--- Entries shown ---

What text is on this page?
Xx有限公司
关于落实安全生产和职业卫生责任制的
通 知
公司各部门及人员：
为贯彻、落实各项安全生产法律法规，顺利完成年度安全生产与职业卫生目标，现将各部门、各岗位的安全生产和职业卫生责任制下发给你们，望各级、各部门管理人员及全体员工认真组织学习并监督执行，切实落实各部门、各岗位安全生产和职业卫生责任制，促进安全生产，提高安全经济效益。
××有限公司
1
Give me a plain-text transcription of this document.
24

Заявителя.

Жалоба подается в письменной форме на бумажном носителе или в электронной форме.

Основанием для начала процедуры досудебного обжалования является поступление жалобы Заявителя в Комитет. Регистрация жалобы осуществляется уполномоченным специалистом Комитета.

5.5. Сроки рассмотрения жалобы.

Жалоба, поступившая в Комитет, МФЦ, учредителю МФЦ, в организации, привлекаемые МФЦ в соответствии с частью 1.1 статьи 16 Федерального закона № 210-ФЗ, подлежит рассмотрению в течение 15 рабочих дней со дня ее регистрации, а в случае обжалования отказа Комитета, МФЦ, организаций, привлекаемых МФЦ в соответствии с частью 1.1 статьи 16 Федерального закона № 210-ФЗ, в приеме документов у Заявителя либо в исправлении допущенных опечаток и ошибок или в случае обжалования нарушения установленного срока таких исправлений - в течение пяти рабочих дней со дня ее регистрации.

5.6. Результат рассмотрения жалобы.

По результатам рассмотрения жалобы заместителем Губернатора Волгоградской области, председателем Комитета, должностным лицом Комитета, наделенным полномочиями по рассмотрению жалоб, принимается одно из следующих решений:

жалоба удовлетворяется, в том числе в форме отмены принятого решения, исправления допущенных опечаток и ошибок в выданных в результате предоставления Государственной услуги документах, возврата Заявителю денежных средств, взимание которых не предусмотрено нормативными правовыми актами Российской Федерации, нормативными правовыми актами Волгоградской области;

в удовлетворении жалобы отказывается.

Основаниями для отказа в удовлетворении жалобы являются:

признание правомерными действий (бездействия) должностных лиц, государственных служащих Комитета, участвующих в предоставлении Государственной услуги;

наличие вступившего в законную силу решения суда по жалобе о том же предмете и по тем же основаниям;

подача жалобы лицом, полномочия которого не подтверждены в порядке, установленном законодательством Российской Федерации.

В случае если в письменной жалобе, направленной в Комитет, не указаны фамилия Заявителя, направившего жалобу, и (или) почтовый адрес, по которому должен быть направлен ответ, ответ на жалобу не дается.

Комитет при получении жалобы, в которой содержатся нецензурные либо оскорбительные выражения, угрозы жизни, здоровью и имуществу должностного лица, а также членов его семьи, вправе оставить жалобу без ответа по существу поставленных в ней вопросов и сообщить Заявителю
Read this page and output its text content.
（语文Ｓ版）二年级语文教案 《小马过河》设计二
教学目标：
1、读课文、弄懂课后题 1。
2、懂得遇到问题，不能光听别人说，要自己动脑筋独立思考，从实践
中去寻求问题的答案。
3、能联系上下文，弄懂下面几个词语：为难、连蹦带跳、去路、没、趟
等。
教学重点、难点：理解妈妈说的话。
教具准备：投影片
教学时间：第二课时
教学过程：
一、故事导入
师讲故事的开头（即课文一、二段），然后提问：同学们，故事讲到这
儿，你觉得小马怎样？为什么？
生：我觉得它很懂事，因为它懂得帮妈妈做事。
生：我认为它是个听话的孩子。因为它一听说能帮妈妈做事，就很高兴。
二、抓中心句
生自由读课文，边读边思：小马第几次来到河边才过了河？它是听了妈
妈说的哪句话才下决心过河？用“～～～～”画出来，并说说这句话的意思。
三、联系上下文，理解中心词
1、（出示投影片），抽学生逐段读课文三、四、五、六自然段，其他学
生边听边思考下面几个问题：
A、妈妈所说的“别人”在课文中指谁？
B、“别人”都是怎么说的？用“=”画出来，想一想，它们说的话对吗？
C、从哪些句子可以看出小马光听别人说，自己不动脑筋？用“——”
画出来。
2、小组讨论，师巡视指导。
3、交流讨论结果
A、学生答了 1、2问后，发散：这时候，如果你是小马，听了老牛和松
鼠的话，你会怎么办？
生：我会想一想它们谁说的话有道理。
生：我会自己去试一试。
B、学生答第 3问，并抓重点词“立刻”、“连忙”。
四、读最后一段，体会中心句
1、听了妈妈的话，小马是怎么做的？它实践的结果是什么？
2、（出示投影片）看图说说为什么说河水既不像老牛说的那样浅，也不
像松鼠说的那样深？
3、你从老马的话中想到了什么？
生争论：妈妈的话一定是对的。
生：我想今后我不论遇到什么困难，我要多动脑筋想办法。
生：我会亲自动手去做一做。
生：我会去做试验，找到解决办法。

---

### Aim
Output the listing above exactly as it appears.

### Response to this exercise
What text is on this page?
Xx有限公司
关于落实安全生产和职业卫生责任制的
通 知
公司各部门及人员：
为贯彻、落实各项安全生产法律法规，顺利完成年度安全生产与职业卫生目标，现将各部门、各岗位的安全生产和职业卫生责任制下发给你们，望各级、各部门管理人员及全体员工认真组织学习并监督执行，切实落实各部门、各岗位安全生产和职业卫生责任制，促进安全生产，提高安全经济效益。
××有限公司
1
Give me a plain-text transcription of this document.
24

Заявителя.

Жалоба подается в письменной форме на бумажном носителе или в электронной форме.

Основанием для начала процедуры досудебного обжалования является поступление жалобы Заявителя в Комитет. Регистрация жалобы осуществляется уполномоченным специалистом Комитета.

5.5. Сроки рассмотрения жалобы.

Жалоба, поступившая в Комитет, МФЦ, учредителю МФЦ, в организации, привлекаемые МФЦ в соответствии с частью 1.1 статьи 16 Федерального закона № 210-ФЗ, подлежит рассмотрению в течение 15 рабочих дней со дня ее регистрации, а в случае обжалования отказа Комитета, МФЦ, организаций, привлекаемых МФЦ в соответствии с частью 1.1 статьи 16 Федерального закона № 210-ФЗ, в приеме документов у Заявителя либо в исправлении допущенных опечаток и ошибок или в случае обжалования нарушения установленного срока таких исправлений - в течение пяти рабочих дней со дня ее регистрации.

5.6. Результат рассмотрения жалобы.

По результатам рассмотрения жалобы заместителем Губернатора Волгоградской области, председателем Комитета, должностным лицом Комитета, наделенным полномочиями по рассмотрению жалоб, принимается одно из следующих решений:

жалоба удовлетворяется, в том числе в форме отмены принятого решения, исправления допущенных опечаток и ошибок в выданных в результате предоставления Государственной услуги документах, возврата Заявителю денежных средств, взимание которых не предусмотрено нормативными правовыми актами Российской Федерации, нормативными правовыми актами Волгоградской области;

в удовлетворении жалобы отказывается.

Основаниями для отказа в удовлетворении жалобы являются:

признание правомерными действий (бездействия) должностных лиц, государственных служащих Комитета, участвующих в предоставлении Государственной услуги;

наличие вступившего в законную силу решения суда по жалобе о том же предмете и по тем же основаниям;

подача жалобы лицом, полномочия которого не подтверждены в порядке, установленном законодательством Российской Федерации.

В случае если в письменной жалобе, направленной в Комитет, не указаны фамилия Заявителя, направившего жалобу, и (или) почтовый адрес, по которому должен быть направлен ответ, ответ на жалобу не дается.

Комитет при получении жалобы, в которой содержатся нецензурные либо оскорбительные выражения, угрозы жизни, здоровью и имуществу должностного лица, а также членов его семьи, вправе оставить жалобу без ответа по существу поставленных в ней вопросов и сообщить Заявителю
Read this page and output its text content.
（语文Ｓ版）二年级语文教案 《小马过河》设计二
教学目标：
1、读课文、弄懂课后题 1。
2、懂得遇到问题，不能光听别人说，要自己动脑筋独立思考，从实践
中去寻求问题的答案。
3、能联系上下文，弄懂下面几个词语：为难、连蹦带跳、去路、没、趟
等。
教学重点、难点：理解妈妈说的话。
教具准备：投影片
教学时间：第二课时
教学过程：
一、故事导入
师讲故事的开头（即课文一、二段），然后提问：同学们，故事讲到这
儿，你觉得小马怎样？为什么？
生：我觉得它很懂事，因为它懂得帮妈妈做事。
生：我认为它是个听话的孩子。因为它一听说能帮妈妈做事，就很高兴。
二、抓中心句
生自由读课文，边读边思：小马第几次来到河边才过了河？它是听了妈
妈说的哪句话才下决心过河？用“～～～～”画出来，并说说这句话的意思。
三、联系上下文，理解中心词
1、（出示投影片），抽学生逐段读课文三、四、五、六自然段，其他学
生边听边思考下面几个问题：
A、妈妈所说的“别人”在课文中指谁？
B、“别人”都是怎么说的？用“=”画出来，想一想，它们说的话对吗？
C、从哪些句子可以看出小马光听别人说，自己不动脑筋？用“——”
画出来。
2、小组讨论，师巡视指导。
3、交流讨论结果
A、学生答了 1、2问后，发散：这时候，如果你是小马，听了老牛和松
鼠的话，你会怎么办？
生：我会想一想它们谁说的话有道理。
生：我会自己去试一试。
B、学生答第 3问，并抓重点词“立刻”、“连忙”。
四、读最后一段，体会中心句
1、听了妈妈的话，小马是怎么做的？它实践的结果是什么？
2、（出示投影片）看图说说为什么说河水既不像老牛说的那样浅，也不
像松鼠说的那样深？
3、你从老马的话中想到了什么？
生争论：妈妈的话一定是对的。
生：我想今后我不论遇到什么困难，我要多动脑筋想办法。
生：我会亲自动手去做一做。
生：我会去做试验，找到解决办法。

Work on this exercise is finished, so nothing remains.